PROMPT:
Write out each line exactly as given. Leave the pictures out of your copy.

Source data

_ _ _ _ _

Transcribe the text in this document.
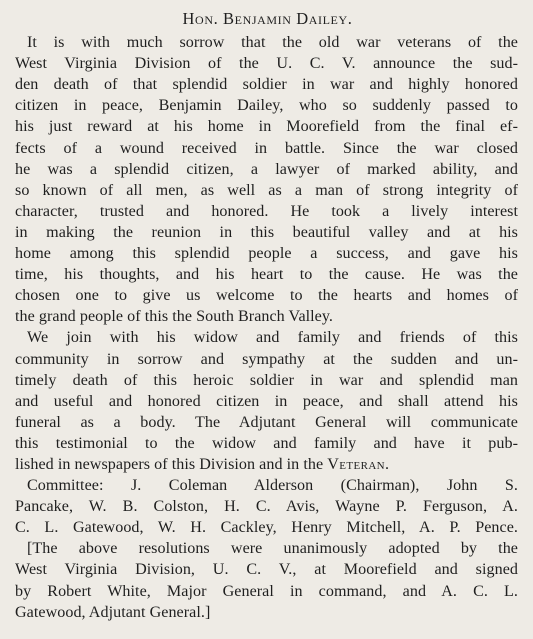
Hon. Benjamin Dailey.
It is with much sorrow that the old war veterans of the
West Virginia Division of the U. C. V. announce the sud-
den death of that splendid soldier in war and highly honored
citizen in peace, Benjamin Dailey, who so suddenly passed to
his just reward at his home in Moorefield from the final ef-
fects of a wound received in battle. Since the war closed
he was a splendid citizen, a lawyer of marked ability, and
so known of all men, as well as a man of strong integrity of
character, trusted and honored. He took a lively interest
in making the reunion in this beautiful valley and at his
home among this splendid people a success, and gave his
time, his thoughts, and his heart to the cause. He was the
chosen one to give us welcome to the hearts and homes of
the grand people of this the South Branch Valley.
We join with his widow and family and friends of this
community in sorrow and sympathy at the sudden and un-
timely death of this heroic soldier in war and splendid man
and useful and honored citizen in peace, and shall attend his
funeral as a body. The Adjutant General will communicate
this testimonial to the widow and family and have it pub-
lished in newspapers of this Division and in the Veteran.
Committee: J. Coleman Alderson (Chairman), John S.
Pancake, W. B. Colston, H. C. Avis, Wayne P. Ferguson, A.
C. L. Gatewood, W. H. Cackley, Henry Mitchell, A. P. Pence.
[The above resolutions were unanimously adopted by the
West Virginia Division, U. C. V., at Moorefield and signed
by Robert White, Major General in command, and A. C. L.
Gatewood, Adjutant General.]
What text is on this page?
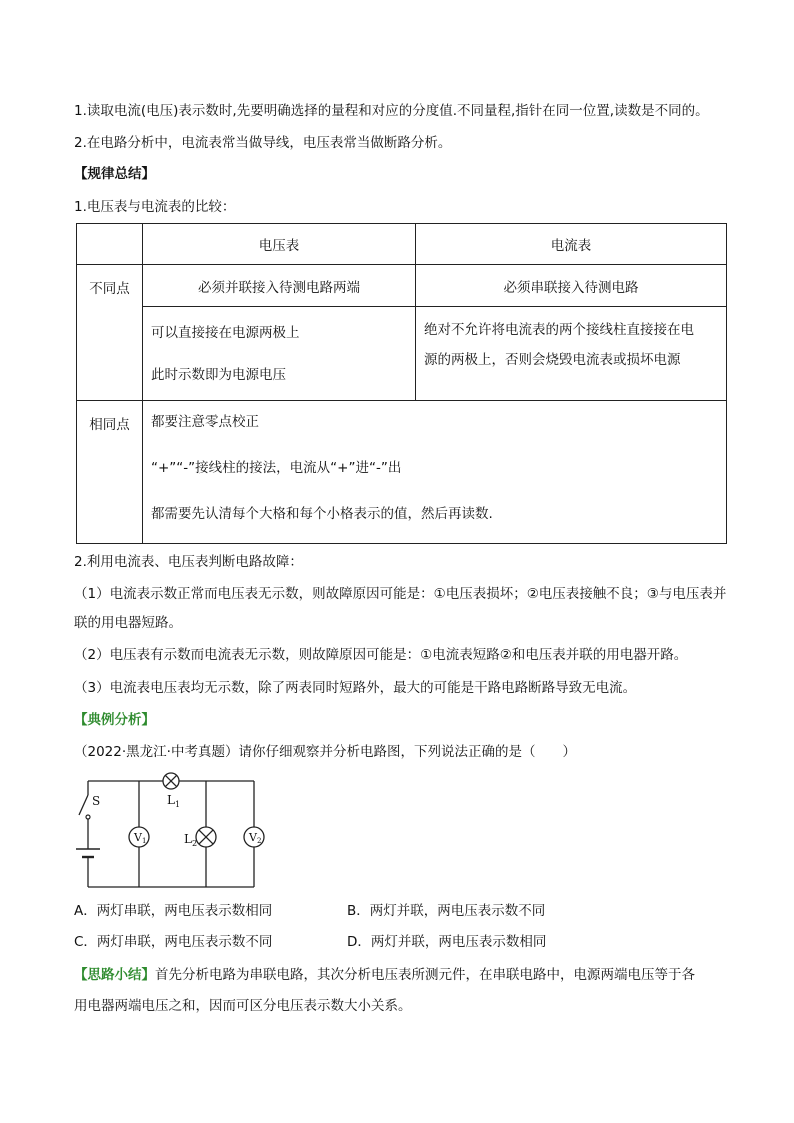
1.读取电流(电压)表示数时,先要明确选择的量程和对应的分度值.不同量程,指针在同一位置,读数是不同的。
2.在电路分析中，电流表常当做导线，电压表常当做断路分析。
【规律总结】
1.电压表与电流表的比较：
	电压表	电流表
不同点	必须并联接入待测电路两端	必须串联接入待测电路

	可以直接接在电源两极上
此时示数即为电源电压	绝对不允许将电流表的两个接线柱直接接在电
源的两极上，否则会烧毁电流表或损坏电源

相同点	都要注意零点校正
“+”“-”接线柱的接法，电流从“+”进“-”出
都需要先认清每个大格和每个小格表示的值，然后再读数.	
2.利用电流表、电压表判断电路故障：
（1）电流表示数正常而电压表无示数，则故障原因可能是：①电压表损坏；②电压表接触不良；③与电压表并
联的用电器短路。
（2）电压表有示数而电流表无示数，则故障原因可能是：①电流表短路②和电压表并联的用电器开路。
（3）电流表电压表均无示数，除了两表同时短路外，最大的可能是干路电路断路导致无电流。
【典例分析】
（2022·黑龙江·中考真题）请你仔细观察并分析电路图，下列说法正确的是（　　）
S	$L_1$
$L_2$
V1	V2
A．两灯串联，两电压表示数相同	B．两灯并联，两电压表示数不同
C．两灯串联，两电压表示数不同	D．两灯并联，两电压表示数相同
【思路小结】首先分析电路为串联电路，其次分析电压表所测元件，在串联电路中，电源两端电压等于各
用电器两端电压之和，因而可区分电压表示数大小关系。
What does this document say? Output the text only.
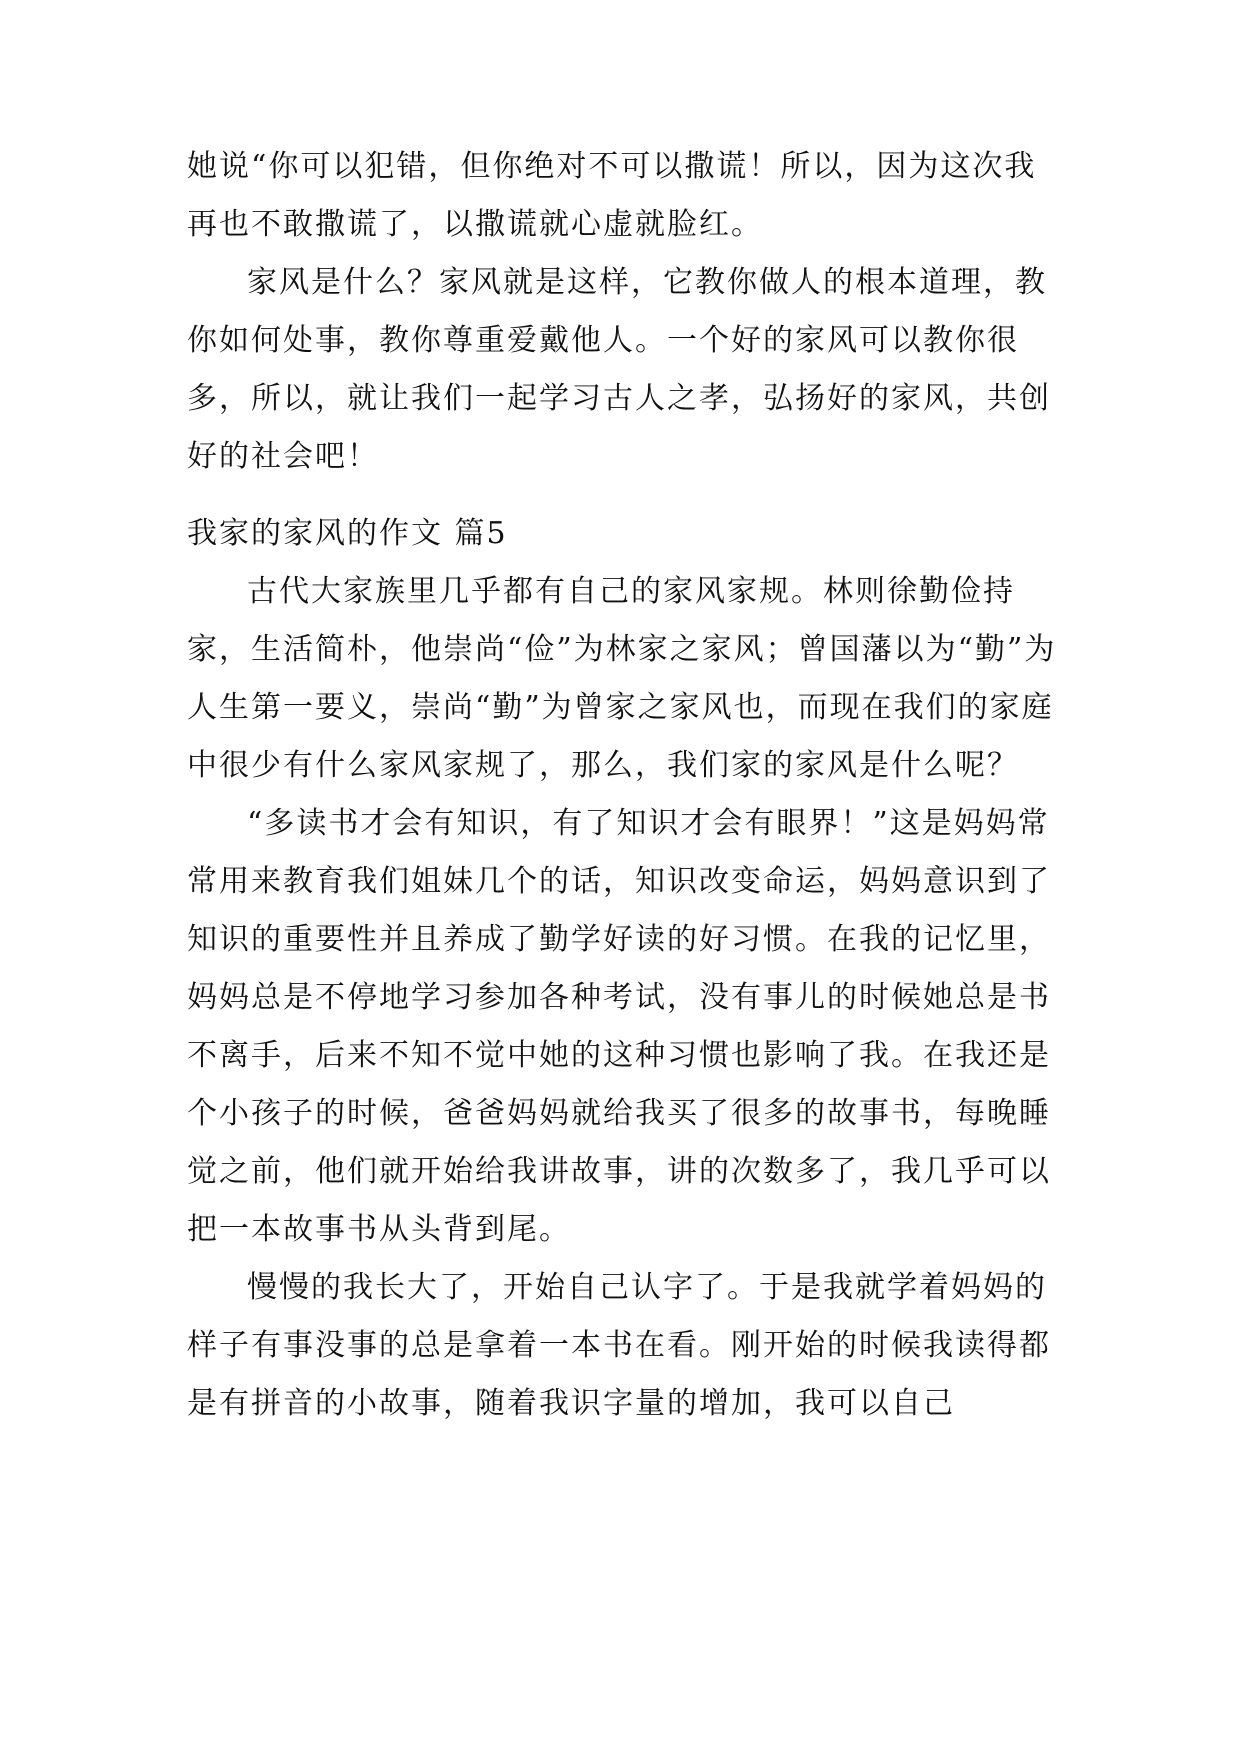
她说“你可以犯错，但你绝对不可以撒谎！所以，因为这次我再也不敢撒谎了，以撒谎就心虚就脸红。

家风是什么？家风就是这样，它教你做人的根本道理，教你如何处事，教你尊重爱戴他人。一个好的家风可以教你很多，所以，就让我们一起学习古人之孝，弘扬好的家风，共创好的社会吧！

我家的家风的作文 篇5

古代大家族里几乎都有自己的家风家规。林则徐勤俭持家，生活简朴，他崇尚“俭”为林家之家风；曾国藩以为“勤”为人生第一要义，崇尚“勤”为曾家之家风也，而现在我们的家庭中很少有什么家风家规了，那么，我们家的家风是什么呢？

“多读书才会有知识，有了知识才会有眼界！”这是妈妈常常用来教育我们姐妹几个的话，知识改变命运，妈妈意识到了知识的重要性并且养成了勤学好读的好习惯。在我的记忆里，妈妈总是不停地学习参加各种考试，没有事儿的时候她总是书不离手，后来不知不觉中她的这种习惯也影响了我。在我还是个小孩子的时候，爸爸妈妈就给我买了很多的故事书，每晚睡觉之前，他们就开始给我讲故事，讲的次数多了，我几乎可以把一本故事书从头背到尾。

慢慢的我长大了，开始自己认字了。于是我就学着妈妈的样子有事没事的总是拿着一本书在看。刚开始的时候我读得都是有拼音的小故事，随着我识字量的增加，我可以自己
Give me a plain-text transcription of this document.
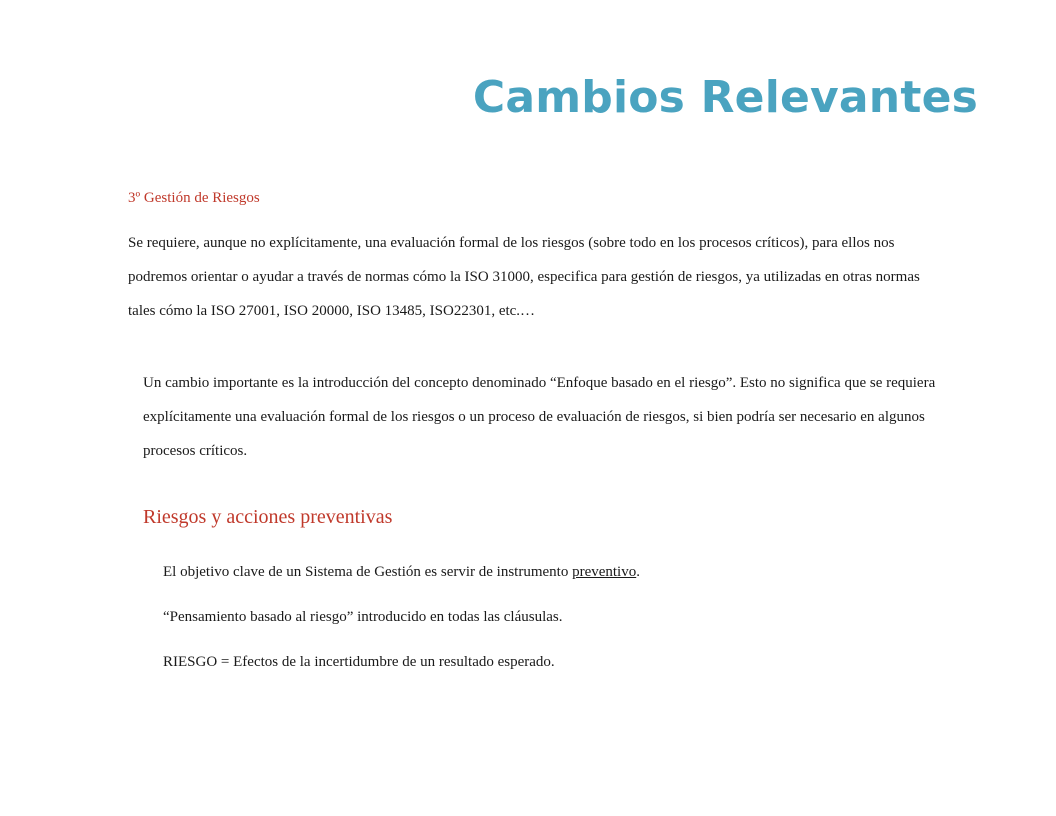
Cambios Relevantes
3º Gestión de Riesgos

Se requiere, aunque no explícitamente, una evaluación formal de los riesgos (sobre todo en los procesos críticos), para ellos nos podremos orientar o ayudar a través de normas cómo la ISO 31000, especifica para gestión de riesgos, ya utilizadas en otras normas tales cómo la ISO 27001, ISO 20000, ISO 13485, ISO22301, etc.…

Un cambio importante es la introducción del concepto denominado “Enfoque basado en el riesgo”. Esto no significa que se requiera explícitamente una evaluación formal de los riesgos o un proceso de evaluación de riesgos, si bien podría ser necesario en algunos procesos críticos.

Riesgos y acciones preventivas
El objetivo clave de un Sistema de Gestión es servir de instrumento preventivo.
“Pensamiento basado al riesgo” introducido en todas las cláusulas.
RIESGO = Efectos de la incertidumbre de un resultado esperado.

_ _ _ _ _

EXERCISE ANSWER:
Transcribe the text in this document.
Hon. Benjamin Dailey.
It is with much sorrow that the old war veterans of the
West Virginia Division of the U. C. V. announce the sud-
den death of that splendid soldier in war and highly honored
citizen in peace, Benjamin Dailey, who so suddenly passed to
his just reward at his home in Moorefield from the final ef-
fects of a wound received in battle. Since the war closed
he was a splendid citizen, a lawyer of marked ability, and
so known of all men, as well as a man of strong integrity of
character, trusted and honored. He took a lively interest
in making the reunion in this beautiful valley and at his
home among this splendid people a success, and gave his
time, his thoughts, and his heart to the cause. He was the
chosen one to give us welcome to the hearts and homes of
the grand people of this the South Branch Valley.
We join with his widow and family and friends of this
community in sorrow and sympathy at the sudden and un-
timely death of this heroic soldier in war and splendid man
and useful and honored citizen in peace, and shall attend his
funeral as a body. The Adjutant General will communicate
this testimonial to the widow and family and have it pub-
lished in newspapers of this Division and in the Veteran.
Committee: J. Coleman Alderson (Chairman), John S.
Pancake, W. B. Colston, H. C. Avis, Wayne P. Ferguson, A.
C. L. Gatewood, W. H. Cackley, Henry Mitchell, A. P. Pence.
[The above resolutions were unanimously adopted by the
West Virginia Division, U. C. V., at Moorefield and signed
by Robert White, Major General in command, and A. C. L.
Gatewood, Adjutant General.]
What text is on this page?
1.读取电流(电压)表示数时,先要明确选择的量程和对应的分度值.不同量程,指针在同一位置,读数是不同的。
2.在电路分析中，电流表常当做导线，电压表常当做断路分析。
【规律总结】
1.电压表与电流表的比较：
	电压表	电流表
不同点	必须并联接入待测电路两端	必须串联接入待测电路

	可以直接接在电源两极上
此时示数即为电源电压	绝对不允许将电流表的两个接线柱直接接在电
源的两极上，否则会烧毁电流表或损坏电源

相同点	都要注意零点校正
“+”“-”接线柱的接法，电流从“+”进“-”出
都需要先认清每个大格和每个小格表示的值，然后再读数.	
2.利用电流表、电压表判断电路故障：
（1）电流表示数正常而电压表无示数，则故障原因可能是：①电压表损坏；②电压表接触不良；③与电压表并
联的用电器短路。
（2）电压表有示数而电流表无示数，则故障原因可能是：①电流表短路②和电压表并联的用电器开路。
（3）电流表电压表均无示数，除了两表同时短路外，最大的可能是干路电路断路导致无电流。
【典例分析】
（2022·黑龙江·中考真题）请你仔细观察并分析电路图，下列说法正确的是（　　）
S	$L_1$
$L_2$
V1	V2
A．两灯串联，两电压表示数相同	B．两灯并联，两电压表示数不同
C．两灯串联，两电压表示数不同	D．两灯并联，两电压表示数相同
【思路小结】首先分析电路为串联电路，其次分析电压表所测元件，在串联电路中，电源两端电压等于各
用电器两端电压之和，因而可区分电压表示数大小关系。
What does this document say? Output the text only.
她说“你可以犯错，但你绝对不可以撒谎！所以，因为这次我再也不敢撒谎了，以撒谎就心虚就脸红。

家风是什么？家风就是这样，它教你做人的根本道理，教你如何处事，教你尊重爱戴他人。一个好的家风可以教你很多，所以，就让我们一起学习古人之孝，弘扬好的家风，共创好的社会吧！

我家的家风的作文 篇5

古代大家族里几乎都有自己的家风家规。林则徐勤俭持家，生活简朴，他崇尚“俭”为林家之家风；曾国藩以为“勤”为人生第一要义，崇尚“勤”为曾家之家风也，而现在我们的家庭中很少有什么家风家规了，那么，我们家的家风是什么呢？

“多读书才会有知识，有了知识才会有眼界！”这是妈妈常常用来教育我们姐妹几个的话，知识改变命运，妈妈意识到了知识的重要性并且养成了勤学好读的好习惯。在我的记忆里，妈妈总是不停地学习参加各种考试，没有事儿的时候她总是书不离手，后来不知不觉中她的这种习惯也影响了我。在我还是个小孩子的时候，爸爸妈妈就给我买了很多的故事书，每晚睡觉之前，他们就开始给我讲故事，讲的次数多了，我几乎可以把一本故事书从头背到尾。

慢慢的我长大了，开始自己认字了。于是我就学着妈妈的样子有事没事的总是拿着一本书在看。刚开始的时候我读得都是有拼音的小故事，随着我识字量的增加，我可以自己
Give me a plain-text transcription of this document.
Cambios Relevantes
3º Gestión de Riesgos

Se requiere, aunque no explícitamente, una evaluación formal de los riesgos (sobre todo en los procesos críticos), para ellos nos podremos orientar o ayudar a través de normas cómo la ISO 31000, especifica para gestión de riesgos, ya utilizadas en otras normas tales cómo la ISO 27001, ISO 20000, ISO 13485, ISO22301, etc.…

Un cambio importante es la introducción del concepto denominado “Enfoque basado en el riesgo”. Esto no significa que se requiera explícitamente una evaluación formal de los riesgos o un proceso de evaluación de riesgos, si bien podría ser necesario en algunos procesos críticos.

Riesgos y acciones preventivas
El objetivo clave de un Sistema de Gestión es servir de instrumento preventivo.
“Pensamiento basado al riesgo” introducido en todas las cláusulas.
RIESGO = Efectos de la incertidumbre de un resultado esperado.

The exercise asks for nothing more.